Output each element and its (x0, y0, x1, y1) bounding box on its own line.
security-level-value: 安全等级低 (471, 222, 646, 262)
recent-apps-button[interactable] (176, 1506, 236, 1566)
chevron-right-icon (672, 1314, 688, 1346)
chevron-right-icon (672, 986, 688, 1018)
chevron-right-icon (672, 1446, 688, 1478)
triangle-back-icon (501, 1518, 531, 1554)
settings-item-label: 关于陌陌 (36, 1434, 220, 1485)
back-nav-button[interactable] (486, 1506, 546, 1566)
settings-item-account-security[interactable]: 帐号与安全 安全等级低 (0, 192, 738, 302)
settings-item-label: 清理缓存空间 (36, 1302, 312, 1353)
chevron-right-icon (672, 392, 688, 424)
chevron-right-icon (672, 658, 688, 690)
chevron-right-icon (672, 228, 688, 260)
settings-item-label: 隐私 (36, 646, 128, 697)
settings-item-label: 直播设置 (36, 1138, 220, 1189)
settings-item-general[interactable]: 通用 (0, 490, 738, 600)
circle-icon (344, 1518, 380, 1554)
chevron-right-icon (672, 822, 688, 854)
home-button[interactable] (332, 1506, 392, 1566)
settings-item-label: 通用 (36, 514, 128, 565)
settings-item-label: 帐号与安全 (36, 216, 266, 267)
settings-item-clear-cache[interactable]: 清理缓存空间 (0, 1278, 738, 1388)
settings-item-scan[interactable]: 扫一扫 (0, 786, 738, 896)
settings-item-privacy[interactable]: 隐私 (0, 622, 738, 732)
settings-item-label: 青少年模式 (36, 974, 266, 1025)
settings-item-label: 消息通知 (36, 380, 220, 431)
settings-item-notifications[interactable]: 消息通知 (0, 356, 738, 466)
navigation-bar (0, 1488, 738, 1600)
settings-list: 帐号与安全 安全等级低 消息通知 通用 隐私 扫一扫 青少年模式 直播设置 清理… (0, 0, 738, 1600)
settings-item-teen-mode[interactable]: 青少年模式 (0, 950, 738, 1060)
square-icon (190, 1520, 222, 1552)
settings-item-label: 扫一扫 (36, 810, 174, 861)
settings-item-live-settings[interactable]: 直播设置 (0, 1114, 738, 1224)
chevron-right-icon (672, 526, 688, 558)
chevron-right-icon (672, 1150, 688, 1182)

▶ **WHAT IS EXPECTED**: Rewrite the material above with "chevron-right-icon" switched to "arrow-right-icon" wherever it occurs, leaving every other character unchanged.

▶ **ANSWER BELOW**:
Output each element and its (x0, y0, x1, y1) bounding box on its own line.
security-level-value: 安全等级低 (471, 222, 646, 262)
recent-apps-button[interactable] (176, 1506, 236, 1566)
arrow-right-icon (672, 1314, 688, 1346)
arrow-right-icon (672, 986, 688, 1018)
arrow-right-icon (672, 1446, 688, 1478)
triangle-back-icon (501, 1518, 531, 1554)
settings-item-label: 关于陌陌 (36, 1434, 220, 1485)
back-nav-button[interactable] (486, 1506, 546, 1566)
settings-item-account-security[interactable]: 帐号与安全 安全等级低 (0, 192, 738, 302)
settings-item-label: 清理缓存空间 (36, 1302, 312, 1353)
arrow-right-icon (672, 392, 688, 424)
arrow-right-icon (672, 658, 688, 690)
arrow-right-icon (672, 228, 688, 260)
settings-item-label: 隐私 (36, 646, 128, 697)
settings-item-label: 直播设置 (36, 1138, 220, 1189)
settings-item-general[interactable]: 通用 (0, 490, 738, 600)
circle-icon (344, 1518, 380, 1554)
arrow-right-icon (672, 822, 688, 854)
home-button[interactable] (332, 1506, 392, 1566)
settings-item-label: 通用 (36, 514, 128, 565)
settings-item-label: 帐号与安全 (36, 216, 266, 267)
settings-item-clear-cache[interactable]: 清理缓存空间 (0, 1278, 738, 1388)
settings-item-scan[interactable]: 扫一扫 (0, 786, 738, 896)
settings-item-privacy[interactable]: 隐私 (0, 622, 738, 732)
settings-item-label: 青少年模式 (36, 974, 266, 1025)
settings-item-label: 消息通知 (36, 380, 220, 431)
settings-item-notifications[interactable]: 消息通知 (0, 356, 738, 466)
navigation-bar (0, 1488, 738, 1600)
settings-list: 帐号与安全 安全等级低 消息通知 通用 隐私 扫一扫 青少年模式 直播设置 清理… (0, 0, 738, 1600)
settings-item-teen-mode[interactable]: 青少年模式 (0, 950, 738, 1060)
square-icon (190, 1520, 222, 1552)
settings-item-label: 扫一扫 (36, 810, 174, 861)
settings-item-live-settings[interactable]: 直播设置 (0, 1114, 738, 1224)
arrow-right-icon (672, 526, 688, 558)
arrow-right-icon (672, 1150, 688, 1182)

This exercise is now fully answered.